◆ Given text ◆
If you have spent any time on HF digital lately, you have seen it: FT8 is everywhere. It is popular because it works, especially when propagation is ugly and signals are buried. But FT8’s success has a downside too. Crowded band segments, slower exchanges, and a lot of waiting around can make it feel like you are stuck in traffic. That is the gap a new experimental mode called FT2 is trying to fill.
📌 TL;DR - What FT2 is
- Core idea: A WSJT-style mode tuned for speed, not maximum weak-signal sensitivity.
- Cycle time: About 3.8 seconds (about 4x faster than FT8, about 2x faster than FT4).
- Decode floor: Around -12 dB SNR (less sensitive than FT8, but usable when signals are strong).
- Best use: Contests, DXpeditions, pileups, and high-density activity.
- Status: Experimental and typically requires a modified WSJT-X build (often referenced as Decodium).
Why This Matters
FT8 is the king of weak-signal digital for a reason. It can pull useful decodes out of the mud. But if you have ever operated during heavy activity, you also know the cadence can feel slow, especially for contest-style exchanges where every second matters. FT2 leans into a different goal: move contacts quickly when signals are already strong enough to support it.
FT2 is not trying to replace FT8. It is trying to be the speed option you switch to when the band is hot and rate matters.
What Is FT2?

◆ Raw data ◆
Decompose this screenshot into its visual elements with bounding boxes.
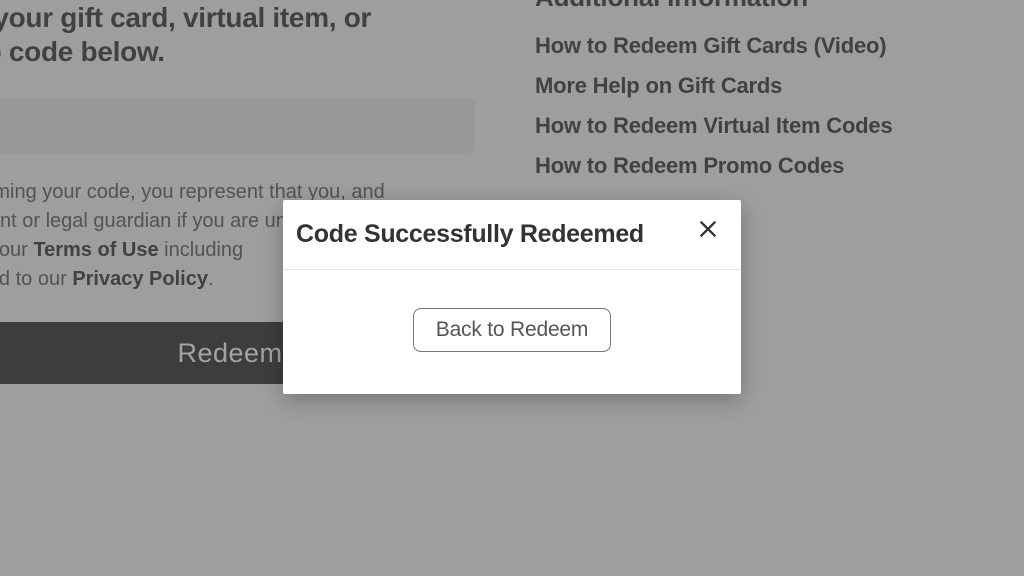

◆ Tasks and exercises ◆
1 – According to the FT2 write-up, what is the approximate cycle time of FT2?
2 – Write the next part of the FT2 write-up, picking up right after its final heading.
The material plays no part in what is asked here.

◆ Exercise results ◆
1 – About 3.8 seconds, roughly four times faster than FT8 and about twice as fast as FT4.

2 –
FT2 is an experimental WSJT-style digital mode optimized for ultra-fast QSOs. The headline feature is its transmit/receive cycle. Instead of FT8’s 15-second cadence, FT2 runs at about 3.8 seconds. That speed changes the feel of operating immediately, because a complete exchange can be over before you are used to seeing an FT8 station finish a single cycle.
- T/R cycle: ~3.8 seconds
- Full QSO time: typically ~7 to 11 seconds in quick-exchange flow
- Sensitivity: reported around -12 dB SNR
Where FT2 Came From and Where It Is Now
FT2 is credited to IU8LMC and developed with support from the ARI Caserta Team. The key detail is that it is not just theory. The software has been used on-air, and early operators report verified QSOs in the mode. One widely shared milestone claims that on February 16, 2026, operators completed dozens of real FT2 contacts with a 3.8-second cycle, including QSOs on 40 meters and 80 meters, with decodes reported down to about -12 dB SNR. It is also explicitly described as experimental, which matters because it implies rapid changes, limited adoption (for now), and the need for beta-style expectations.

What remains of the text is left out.